■ STORED ROWS ■
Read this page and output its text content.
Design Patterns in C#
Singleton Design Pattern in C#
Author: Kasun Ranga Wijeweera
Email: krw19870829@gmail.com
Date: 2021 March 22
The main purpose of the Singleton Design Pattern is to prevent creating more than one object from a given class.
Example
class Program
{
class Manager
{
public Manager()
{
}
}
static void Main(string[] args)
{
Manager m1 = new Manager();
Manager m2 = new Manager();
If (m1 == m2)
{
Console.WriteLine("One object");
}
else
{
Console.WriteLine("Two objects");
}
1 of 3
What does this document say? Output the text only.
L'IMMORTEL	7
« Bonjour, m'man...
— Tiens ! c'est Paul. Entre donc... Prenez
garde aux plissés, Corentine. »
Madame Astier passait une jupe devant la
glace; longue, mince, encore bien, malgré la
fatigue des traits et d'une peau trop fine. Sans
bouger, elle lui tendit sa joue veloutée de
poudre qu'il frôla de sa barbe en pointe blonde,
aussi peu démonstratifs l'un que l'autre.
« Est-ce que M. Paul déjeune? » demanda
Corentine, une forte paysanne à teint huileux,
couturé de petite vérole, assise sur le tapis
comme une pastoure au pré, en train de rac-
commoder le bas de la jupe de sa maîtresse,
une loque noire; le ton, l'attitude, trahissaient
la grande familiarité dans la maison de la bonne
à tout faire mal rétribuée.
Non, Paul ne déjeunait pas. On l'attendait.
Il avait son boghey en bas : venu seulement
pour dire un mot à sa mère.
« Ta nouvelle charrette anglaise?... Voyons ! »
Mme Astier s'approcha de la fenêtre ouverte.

■ TO BE DONE ■
Retype, exactly and only, the lines running from the one with "What does this" through the final line of the listing above.

■ RESPONSE TO THIS EXERCISE ■
What does this document say? Output the text only.
L'IMMORTEL	7
« Bonjour, m'man...
— Tiens ! c'est Paul. Entre donc... Prenez
garde aux plissés, Corentine. »
Madame Astier passait une jupe devant la
glace; longue, mince, encore bien, malgré la
fatigue des traits et d'une peau trop fine. Sans
bouger, elle lui tendit sa joue veloutée de
poudre qu'il frôla de sa barbe en pointe blonde,
aussi peu démonstratifs l'un que l'autre.
« Est-ce que M. Paul déjeune? » demanda
Corentine, une forte paysanne à teint huileux,
couturé de petite vérole, assise sur le tapis
comme une pastoure au pré, en train de rac-
commoder le bas de la jupe de sa maîtresse,
une loque noire; le ton, l'attitude, trahissaient
la grande familiarité dans la maison de la bonne
à tout faire mal rétribuée.
Non, Paul ne déjeunait pas. On l'attendait.
Il avait son boghey en bas : venu seulement
pour dire un mot à sa mère.
« Ta nouvelle charrette anglaise?... Voyons ! »
Mme Astier s'approcha de la fenêtre ouverte.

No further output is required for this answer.